## EXERCISE INSTRUCTIONS:
Where a line contains the string "рекламите", copy that line.
>> Begin DATASET RECORDS
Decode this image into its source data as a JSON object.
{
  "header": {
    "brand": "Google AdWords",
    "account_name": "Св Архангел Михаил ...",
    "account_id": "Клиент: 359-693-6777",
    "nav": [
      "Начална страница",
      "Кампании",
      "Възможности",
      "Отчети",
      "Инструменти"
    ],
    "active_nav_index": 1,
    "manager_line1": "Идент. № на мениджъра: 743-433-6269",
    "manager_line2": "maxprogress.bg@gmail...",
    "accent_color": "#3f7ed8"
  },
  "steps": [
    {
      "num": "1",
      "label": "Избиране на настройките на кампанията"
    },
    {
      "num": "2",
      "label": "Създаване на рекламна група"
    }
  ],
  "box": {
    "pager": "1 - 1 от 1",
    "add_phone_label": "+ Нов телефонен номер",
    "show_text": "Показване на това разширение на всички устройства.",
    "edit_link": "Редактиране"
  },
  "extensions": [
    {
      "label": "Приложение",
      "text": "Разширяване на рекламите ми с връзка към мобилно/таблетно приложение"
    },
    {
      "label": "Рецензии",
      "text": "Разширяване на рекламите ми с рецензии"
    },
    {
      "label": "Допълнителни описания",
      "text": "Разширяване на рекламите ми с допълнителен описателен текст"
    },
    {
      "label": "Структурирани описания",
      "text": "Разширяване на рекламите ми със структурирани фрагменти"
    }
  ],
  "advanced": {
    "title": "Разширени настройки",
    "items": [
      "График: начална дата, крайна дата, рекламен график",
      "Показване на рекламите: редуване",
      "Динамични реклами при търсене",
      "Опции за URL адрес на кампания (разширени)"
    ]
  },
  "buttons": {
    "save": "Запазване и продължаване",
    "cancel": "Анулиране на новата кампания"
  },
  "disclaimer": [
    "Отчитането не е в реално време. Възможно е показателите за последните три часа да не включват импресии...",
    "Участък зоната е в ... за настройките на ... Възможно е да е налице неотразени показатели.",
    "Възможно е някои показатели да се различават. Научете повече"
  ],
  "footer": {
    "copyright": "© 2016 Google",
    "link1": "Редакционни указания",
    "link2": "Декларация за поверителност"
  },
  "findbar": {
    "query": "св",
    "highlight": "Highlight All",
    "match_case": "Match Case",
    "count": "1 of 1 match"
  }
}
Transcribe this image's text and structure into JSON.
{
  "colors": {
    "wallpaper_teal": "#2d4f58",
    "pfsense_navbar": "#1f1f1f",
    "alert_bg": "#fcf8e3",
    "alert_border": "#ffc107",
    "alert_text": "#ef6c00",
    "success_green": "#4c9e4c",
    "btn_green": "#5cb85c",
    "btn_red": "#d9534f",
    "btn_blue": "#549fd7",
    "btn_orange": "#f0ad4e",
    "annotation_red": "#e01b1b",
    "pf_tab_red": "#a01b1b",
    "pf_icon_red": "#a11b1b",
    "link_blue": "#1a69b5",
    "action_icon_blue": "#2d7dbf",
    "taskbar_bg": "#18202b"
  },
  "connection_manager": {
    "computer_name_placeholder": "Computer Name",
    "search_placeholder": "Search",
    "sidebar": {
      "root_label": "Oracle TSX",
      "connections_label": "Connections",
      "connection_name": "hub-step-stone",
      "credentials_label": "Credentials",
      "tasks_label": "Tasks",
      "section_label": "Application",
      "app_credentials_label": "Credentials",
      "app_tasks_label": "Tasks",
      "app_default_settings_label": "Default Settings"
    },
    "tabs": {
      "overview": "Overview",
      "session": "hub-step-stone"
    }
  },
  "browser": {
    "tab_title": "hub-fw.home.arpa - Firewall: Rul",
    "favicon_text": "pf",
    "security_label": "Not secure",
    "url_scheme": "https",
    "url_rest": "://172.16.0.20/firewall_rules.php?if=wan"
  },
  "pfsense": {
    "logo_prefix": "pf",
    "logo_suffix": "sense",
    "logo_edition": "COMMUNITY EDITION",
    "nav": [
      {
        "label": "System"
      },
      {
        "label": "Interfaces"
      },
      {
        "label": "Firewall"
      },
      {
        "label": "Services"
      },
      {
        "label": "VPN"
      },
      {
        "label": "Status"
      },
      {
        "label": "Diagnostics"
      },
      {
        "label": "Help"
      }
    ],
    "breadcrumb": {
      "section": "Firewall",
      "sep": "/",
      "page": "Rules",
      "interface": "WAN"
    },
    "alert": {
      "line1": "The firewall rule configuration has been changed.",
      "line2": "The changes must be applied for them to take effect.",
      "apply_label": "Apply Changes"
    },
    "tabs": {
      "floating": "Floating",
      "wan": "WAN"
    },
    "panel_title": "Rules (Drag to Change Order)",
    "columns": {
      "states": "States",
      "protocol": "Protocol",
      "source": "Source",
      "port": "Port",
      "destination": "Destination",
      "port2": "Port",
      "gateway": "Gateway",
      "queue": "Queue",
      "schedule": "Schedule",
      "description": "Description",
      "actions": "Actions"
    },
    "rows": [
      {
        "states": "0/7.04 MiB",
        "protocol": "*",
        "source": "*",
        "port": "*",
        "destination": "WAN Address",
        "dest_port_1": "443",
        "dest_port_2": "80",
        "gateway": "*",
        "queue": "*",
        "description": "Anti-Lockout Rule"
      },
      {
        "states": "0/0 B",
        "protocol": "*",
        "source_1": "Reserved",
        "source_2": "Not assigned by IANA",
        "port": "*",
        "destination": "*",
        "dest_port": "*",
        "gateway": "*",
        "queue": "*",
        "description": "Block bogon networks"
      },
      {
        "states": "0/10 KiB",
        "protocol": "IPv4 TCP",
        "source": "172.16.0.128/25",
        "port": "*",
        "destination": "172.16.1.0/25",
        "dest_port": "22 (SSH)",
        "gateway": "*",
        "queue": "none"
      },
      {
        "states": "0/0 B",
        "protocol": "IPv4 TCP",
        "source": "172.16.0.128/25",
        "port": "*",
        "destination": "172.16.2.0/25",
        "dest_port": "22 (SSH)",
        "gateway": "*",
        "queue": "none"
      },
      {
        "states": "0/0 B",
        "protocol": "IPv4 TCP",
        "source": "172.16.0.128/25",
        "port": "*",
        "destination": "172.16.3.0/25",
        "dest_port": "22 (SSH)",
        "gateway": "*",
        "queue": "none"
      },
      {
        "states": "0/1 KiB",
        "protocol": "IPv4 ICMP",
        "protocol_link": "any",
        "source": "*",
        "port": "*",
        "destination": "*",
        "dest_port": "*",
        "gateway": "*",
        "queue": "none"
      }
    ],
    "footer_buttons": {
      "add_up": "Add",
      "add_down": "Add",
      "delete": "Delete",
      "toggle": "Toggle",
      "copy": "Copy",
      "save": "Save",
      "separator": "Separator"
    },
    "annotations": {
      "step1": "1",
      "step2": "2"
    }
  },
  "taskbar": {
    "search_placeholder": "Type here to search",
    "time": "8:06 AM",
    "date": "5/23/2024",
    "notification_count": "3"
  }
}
>> End DATASET RECORDS
## OUTPUT:
      "text": "Разширяване на рекламите ми с връзка към мобилно/таблетно приложение"
      "text": "Разширяване на рекламите ми с рецензии"
      "text": "Разширяване на рекламите ми с допълнителен описателен текст"
      "text": "Разширяване на рекламите ми със структурирани фрагменти"
      "Показване на рекламите: редуване",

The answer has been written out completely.